DATA ROWS =
****

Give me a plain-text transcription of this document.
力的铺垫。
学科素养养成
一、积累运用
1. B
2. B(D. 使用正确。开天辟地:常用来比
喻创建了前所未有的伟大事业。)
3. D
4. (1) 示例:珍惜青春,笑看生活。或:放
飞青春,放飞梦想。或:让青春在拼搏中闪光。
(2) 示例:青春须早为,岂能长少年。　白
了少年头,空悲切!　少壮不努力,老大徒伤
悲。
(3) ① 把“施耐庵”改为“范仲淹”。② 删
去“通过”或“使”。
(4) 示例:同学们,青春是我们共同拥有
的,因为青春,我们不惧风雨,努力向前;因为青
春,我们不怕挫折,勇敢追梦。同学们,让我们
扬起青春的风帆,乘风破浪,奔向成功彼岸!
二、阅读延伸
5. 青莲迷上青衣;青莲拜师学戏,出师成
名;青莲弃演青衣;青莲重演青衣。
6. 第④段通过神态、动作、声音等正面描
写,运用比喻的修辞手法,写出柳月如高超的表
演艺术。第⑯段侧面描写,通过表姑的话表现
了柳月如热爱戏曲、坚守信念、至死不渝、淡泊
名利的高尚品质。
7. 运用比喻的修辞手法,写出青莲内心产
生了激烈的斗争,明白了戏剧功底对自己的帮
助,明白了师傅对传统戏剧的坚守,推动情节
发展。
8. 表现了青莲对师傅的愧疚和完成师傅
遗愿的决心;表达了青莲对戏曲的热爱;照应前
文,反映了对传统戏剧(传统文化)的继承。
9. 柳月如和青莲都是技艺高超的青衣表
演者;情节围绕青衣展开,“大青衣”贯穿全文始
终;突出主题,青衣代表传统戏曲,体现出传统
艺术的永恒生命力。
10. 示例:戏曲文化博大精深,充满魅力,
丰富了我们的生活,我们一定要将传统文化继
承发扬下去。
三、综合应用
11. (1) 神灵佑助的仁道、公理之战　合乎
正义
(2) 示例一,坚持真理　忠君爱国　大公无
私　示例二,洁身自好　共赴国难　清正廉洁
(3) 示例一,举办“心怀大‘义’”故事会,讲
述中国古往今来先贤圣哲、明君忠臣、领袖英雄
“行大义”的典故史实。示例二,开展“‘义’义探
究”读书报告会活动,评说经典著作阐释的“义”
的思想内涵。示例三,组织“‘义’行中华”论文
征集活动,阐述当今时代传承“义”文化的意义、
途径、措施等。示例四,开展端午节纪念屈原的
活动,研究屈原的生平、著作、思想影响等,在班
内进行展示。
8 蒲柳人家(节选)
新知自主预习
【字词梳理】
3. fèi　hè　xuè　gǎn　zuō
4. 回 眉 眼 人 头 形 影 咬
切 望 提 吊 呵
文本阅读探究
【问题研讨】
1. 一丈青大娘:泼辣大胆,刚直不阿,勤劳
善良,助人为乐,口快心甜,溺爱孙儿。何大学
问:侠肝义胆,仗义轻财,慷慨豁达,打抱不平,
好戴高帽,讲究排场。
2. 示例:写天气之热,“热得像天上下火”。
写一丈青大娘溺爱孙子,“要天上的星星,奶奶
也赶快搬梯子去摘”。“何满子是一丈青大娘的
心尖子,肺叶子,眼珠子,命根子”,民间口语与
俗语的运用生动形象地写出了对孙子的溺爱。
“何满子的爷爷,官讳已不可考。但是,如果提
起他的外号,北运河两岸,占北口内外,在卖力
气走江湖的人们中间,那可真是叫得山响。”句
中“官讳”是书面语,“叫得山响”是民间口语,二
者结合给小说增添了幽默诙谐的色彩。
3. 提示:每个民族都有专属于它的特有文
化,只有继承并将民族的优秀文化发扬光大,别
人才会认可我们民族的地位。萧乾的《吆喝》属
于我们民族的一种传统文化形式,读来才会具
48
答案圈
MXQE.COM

****

GOAL =
Make an exact copy of all the data.

RESPONSE TO THIS TASK =
Give me a plain-text transcription of this document.
力的铺垫。
学科素养养成
一、积累运用
1. B
2. B(D. 使用正确。开天辟地:常用来比
喻创建了前所未有的伟大事业。)
3. D
4. (1) 示例:珍惜青春,笑看生活。或:放
飞青春,放飞梦想。或:让青春在拼搏中闪光。
(2) 示例:青春须早为,岂能长少年。　白
了少年头,空悲切!　少壮不努力,老大徒伤
悲。
(3) ① 把“施耐庵”改为“范仲淹”。② 删
去“通过”或“使”。
(4) 示例:同学们,青春是我们共同拥有
的,因为青春,我们不惧风雨,努力向前;因为青
春,我们不怕挫折,勇敢追梦。同学们,让我们
扬起青春的风帆,乘风破浪,奔向成功彼岸!
二、阅读延伸
5. 青莲迷上青衣;青莲拜师学戏,出师成
名;青莲弃演青衣;青莲重演青衣。
6. 第④段通过神态、动作、声音等正面描
写,运用比喻的修辞手法,写出柳月如高超的表
演艺术。第⑯段侧面描写,通过表姑的话表现
了柳月如热爱戏曲、坚守信念、至死不渝、淡泊
名利的高尚品质。
7. 运用比喻的修辞手法,写出青莲内心产
生了激烈的斗争,明白了戏剧功底对自己的帮
助,明白了师傅对传统戏剧的坚守,推动情节
发展。
8. 表现了青莲对师傅的愧疚和完成师傅
遗愿的决心;表达了青莲对戏曲的热爱;照应前
文,反映了对传统戏剧(传统文化)的继承。
9. 柳月如和青莲都是技艺高超的青衣表
演者;情节围绕青衣展开,“大青衣”贯穿全文始
终;突出主题,青衣代表传统戏曲,体现出传统
艺术的永恒生命力。
10. 示例:戏曲文化博大精深,充满魅力,
丰富了我们的生活,我们一定要将传统文化继
承发扬下去。
三、综合应用
11. (1) 神灵佑助的仁道、公理之战　合乎
正义
(2) 示例一,坚持真理　忠君爱国　大公无
私　示例二,洁身自好　共赴国难　清正廉洁
(3) 示例一,举办“心怀大‘义’”故事会,讲
述中国古往今来先贤圣哲、明君忠臣、领袖英雄
“行大义”的典故史实。示例二,开展“‘义’义探
究”读书报告会活动,评说经典著作阐释的“义”
的思想内涵。示例三,组织“‘义’行中华”论文
征集活动,阐述当今时代传承“义”文化的意义、
途径、措施等。示例四,开展端午节纪念屈原的
活动,研究屈原的生平、著作、思想影响等,在班
内进行展示。
8 蒲柳人家(节选)
新知自主预习
【字词梳理】
3. fèi　hè　xuè　gǎn　zuō
4. 回 眉 眼 人 头 形 影 咬
切 望 提 吊 呵
文本阅读探究
【问题研讨】
1. 一丈青大娘:泼辣大胆,刚直不阿,勤劳
善良,助人为乐,口快心甜,溺爱孙儿。何大学
问:侠肝义胆,仗义轻财,慷慨豁达,打抱不平,
好戴高帽,讲究排场。
2. 示例:写天气之热,“热得像天上下火”。
写一丈青大娘溺爱孙子,“要天上的星星,奶奶
也赶快搬梯子去摘”。“何满子是一丈青大娘的
心尖子,肺叶子,眼珠子,命根子”,民间口语与
俗语的运用生动形象地写出了对孙子的溺爱。
“何满子的爷爷,官讳已不可考。但是,如果提
起他的外号,北运河两岸,占北口内外,在卖力
气走江湖的人们中间,那可真是叫得山响。”句
中“官讳”是书面语,“叫得山响”是民间口语,二
者结合给小说增添了幽默诙谐的色彩。
3. 提示:每个民族都有专属于它的特有文
化,只有继承并将民族的优秀文化发扬光大,别
人才会认可我们民族的地位。萧乾的《吆喝》属
于我们民族的一种传统文化形式,读来才会具
48
答案圈
MXQE.COM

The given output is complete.